[Exercise prompt]
Return the lines below that carry the word "image".

[Data excerpts]
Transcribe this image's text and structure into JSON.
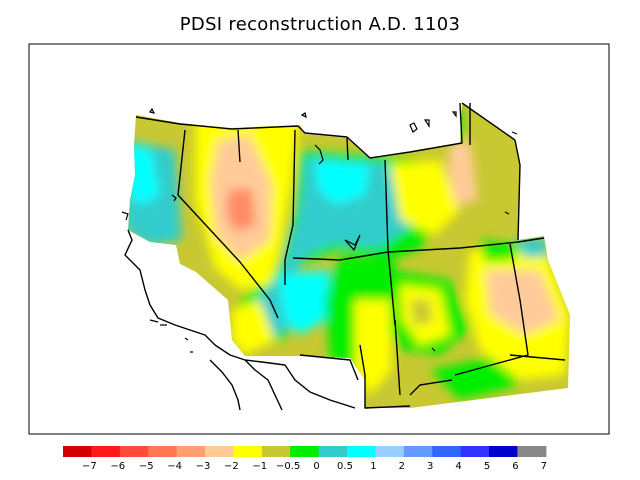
{
  "title": "PDSI reconstruction A.D. 1103",
  "legend": {
    "labels": [
      "-7",
      "-6",
      "-5",
      "-4",
      "-3",
      "-2",
      "-1",
      "-0.5",
      "0",
      "0.5",
      "1",
      "2",
      "3",
      "4",
      "5",
      "6",
      "7"
    ],
    "colors": [
      "#d40000",
      "#ff1a1a",
      "#ff4a3d",
      "#ff7755",
      "#ffa072",
      "#ffcc99",
      "#ffff00",
      "#c8c832",
      "#00ee00",
      "#33cccc",
      "#00ffff",
      "#99ccff",
      "#6699ff",
      "#3366ff",
      "#3333ff",
      "#0000cc",
      "#888888"
    ]
  },
  "palette": {
    "white": "#ffffff",
    "orange": "#ff8c66",
    "peach": "#ffcc99",
    "yellow": "#ffff00",
    "olive": "#c8c832",
    "green": "#00ee00",
    "teal": "#33cccc",
    "cyan": "#00ffff",
    "lightblue": "#99ccff"
  }
}
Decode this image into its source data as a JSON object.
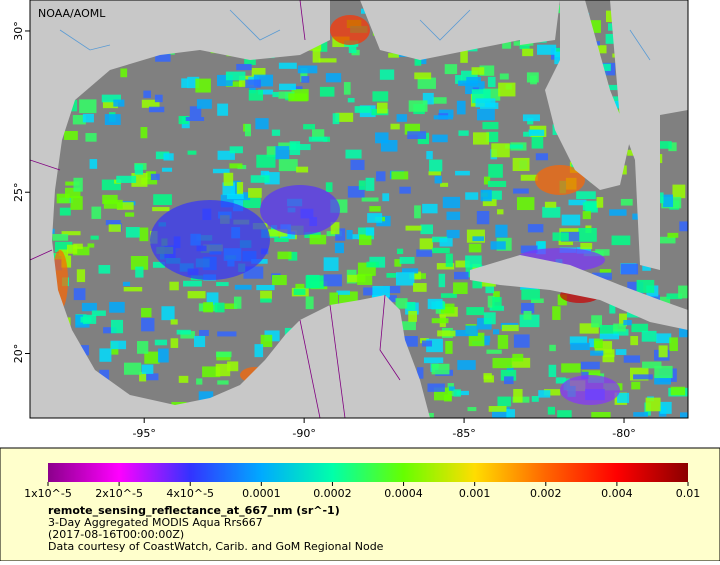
{
  "map": {
    "credit": "NOAA/AOML",
    "xlim": [
      -98.57,
      -78.0
    ],
    "ylim": [
      18.0,
      30.96
    ],
    "xticks": [
      {
        "value": -95,
        "label": "-95°"
      },
      {
        "value": -90,
        "label": "-90°"
      },
      {
        "value": -85,
        "label": "-85°"
      },
      {
        "value": -80,
        "label": "-80°"
      }
    ],
    "yticks": [
      {
        "value": 20,
        "label": "20°"
      },
      {
        "value": 25,
        "label": "25°"
      },
      {
        "value": 30,
        "label": "30°"
      }
    ]
  },
  "colorbar": {
    "colors": [
      "#8b008b",
      "#ff00ff",
      "#3333ff",
      "#00aaff",
      "#00ffaa",
      "#66ff00",
      "#ffdd00",
      "#ff6600",
      "#ff0000",
      "#8b0000"
    ],
    "ticks": [
      {
        "value": 1e-05,
        "label": "1x10^-5"
      },
      {
        "value": 2e-05,
        "label": "2x10^-5"
      },
      {
        "value": 4e-05,
        "label": "4x10^-5"
      },
      0.0001,
      0.0002,
      0.0004,
      0.001,
      0.002,
      0.004,
      0.01
    ]
  },
  "legend": {
    "variable": "remote_sensing_reflectance_at_667_nm (sr^-1)",
    "lines": [
      "3-Day Aggregated MODIS Aqua Rrs667",
      "(2017-08-16T00:00:00Z)",
      "Data courtesy of CoastWatch, Carib. and GoM Regional Node"
    ]
  }
}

[Written response]
Transcribe this image's text and structure into JSON.
Decode this image into its source data as a JSON object.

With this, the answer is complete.